REQUIRED TASK
Lines holding the string "Кортикостероиды" are the ones to copy; find them all in the data.

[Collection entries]
|---|

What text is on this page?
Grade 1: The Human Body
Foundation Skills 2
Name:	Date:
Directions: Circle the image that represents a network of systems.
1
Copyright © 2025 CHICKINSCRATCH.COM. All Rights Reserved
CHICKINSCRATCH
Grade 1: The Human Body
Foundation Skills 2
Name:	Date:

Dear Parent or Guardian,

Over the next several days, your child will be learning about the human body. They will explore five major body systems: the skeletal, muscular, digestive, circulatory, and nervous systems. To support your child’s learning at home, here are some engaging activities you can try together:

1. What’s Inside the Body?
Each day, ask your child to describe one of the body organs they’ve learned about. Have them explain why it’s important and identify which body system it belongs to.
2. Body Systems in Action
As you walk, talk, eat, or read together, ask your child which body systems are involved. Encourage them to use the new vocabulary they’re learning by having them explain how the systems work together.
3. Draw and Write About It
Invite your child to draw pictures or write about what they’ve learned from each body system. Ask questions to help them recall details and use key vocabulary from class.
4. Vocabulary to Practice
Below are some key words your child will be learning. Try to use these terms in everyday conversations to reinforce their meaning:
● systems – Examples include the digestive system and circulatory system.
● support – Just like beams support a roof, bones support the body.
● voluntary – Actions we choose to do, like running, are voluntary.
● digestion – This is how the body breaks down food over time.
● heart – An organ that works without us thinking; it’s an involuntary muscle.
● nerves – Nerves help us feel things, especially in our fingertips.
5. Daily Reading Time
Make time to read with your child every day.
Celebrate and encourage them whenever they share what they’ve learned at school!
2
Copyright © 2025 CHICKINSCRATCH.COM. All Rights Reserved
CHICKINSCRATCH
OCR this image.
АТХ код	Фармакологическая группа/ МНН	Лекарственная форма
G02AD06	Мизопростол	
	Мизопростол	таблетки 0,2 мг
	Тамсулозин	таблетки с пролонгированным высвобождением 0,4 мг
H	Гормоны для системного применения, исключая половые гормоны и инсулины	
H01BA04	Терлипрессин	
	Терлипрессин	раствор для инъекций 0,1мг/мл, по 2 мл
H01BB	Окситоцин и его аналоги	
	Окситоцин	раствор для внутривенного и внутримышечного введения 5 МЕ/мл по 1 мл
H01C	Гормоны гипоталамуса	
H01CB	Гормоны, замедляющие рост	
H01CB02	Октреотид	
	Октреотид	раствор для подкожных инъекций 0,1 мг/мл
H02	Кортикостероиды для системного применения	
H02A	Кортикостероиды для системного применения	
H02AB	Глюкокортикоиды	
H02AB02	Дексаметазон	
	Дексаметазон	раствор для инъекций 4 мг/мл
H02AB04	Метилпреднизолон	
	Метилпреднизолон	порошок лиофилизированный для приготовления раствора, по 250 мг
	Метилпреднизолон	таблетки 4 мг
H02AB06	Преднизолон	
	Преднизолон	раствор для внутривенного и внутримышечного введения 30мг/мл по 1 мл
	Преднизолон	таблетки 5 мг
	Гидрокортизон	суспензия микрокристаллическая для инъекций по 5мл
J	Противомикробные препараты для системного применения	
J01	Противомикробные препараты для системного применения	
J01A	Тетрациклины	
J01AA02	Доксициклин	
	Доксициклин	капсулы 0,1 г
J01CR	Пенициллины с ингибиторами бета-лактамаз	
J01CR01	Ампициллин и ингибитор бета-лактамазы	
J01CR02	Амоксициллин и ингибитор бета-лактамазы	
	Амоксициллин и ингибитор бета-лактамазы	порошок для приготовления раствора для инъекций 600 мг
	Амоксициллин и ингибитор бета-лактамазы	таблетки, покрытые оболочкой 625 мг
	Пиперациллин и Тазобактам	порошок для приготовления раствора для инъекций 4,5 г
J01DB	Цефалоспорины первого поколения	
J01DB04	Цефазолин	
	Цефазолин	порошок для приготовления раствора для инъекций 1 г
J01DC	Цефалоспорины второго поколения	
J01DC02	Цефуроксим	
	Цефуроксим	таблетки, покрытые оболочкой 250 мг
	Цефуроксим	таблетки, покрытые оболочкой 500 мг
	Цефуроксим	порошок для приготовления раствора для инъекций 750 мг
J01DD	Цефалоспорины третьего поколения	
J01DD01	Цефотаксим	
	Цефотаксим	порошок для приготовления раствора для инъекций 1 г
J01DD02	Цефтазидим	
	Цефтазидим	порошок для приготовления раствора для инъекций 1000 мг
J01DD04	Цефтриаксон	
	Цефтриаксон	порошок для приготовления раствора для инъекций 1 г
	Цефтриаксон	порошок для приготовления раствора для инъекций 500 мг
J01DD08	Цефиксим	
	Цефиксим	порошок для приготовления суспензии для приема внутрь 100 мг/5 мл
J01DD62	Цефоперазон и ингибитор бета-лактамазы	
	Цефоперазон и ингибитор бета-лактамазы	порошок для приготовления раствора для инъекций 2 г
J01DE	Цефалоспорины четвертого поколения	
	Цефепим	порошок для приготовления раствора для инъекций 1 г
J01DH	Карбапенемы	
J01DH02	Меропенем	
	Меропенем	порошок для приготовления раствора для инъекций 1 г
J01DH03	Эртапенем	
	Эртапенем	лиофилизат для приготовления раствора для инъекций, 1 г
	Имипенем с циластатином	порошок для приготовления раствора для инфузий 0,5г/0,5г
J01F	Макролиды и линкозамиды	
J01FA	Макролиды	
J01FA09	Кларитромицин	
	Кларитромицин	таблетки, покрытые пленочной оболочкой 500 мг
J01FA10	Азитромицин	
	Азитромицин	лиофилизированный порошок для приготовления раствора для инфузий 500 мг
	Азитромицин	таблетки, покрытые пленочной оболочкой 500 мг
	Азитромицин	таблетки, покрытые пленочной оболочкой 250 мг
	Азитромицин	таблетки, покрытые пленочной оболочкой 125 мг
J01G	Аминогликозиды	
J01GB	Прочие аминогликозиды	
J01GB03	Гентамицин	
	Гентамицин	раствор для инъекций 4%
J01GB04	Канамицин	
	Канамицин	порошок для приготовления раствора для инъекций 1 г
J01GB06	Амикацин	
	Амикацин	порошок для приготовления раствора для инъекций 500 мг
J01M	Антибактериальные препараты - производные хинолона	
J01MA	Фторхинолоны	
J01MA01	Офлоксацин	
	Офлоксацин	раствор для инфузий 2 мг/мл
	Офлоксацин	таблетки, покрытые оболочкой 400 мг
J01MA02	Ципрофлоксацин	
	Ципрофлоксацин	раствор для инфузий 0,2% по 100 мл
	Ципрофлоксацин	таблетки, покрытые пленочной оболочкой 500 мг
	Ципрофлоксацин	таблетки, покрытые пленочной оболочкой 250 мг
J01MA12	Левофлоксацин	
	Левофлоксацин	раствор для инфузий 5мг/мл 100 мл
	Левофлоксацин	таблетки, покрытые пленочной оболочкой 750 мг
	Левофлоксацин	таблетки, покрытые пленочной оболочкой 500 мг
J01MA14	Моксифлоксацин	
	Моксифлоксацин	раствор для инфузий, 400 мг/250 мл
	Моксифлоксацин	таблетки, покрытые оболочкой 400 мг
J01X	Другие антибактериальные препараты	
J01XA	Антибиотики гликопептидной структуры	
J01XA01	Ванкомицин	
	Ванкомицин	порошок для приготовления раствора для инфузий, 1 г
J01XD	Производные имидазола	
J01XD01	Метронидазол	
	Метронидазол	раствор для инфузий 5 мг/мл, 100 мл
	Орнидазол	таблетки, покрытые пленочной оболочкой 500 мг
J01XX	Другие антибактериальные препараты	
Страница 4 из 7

|---|

TASK RESULT
H02	Кортикостероиды для системного применения	
H02A	Кортикостероиды для системного применения	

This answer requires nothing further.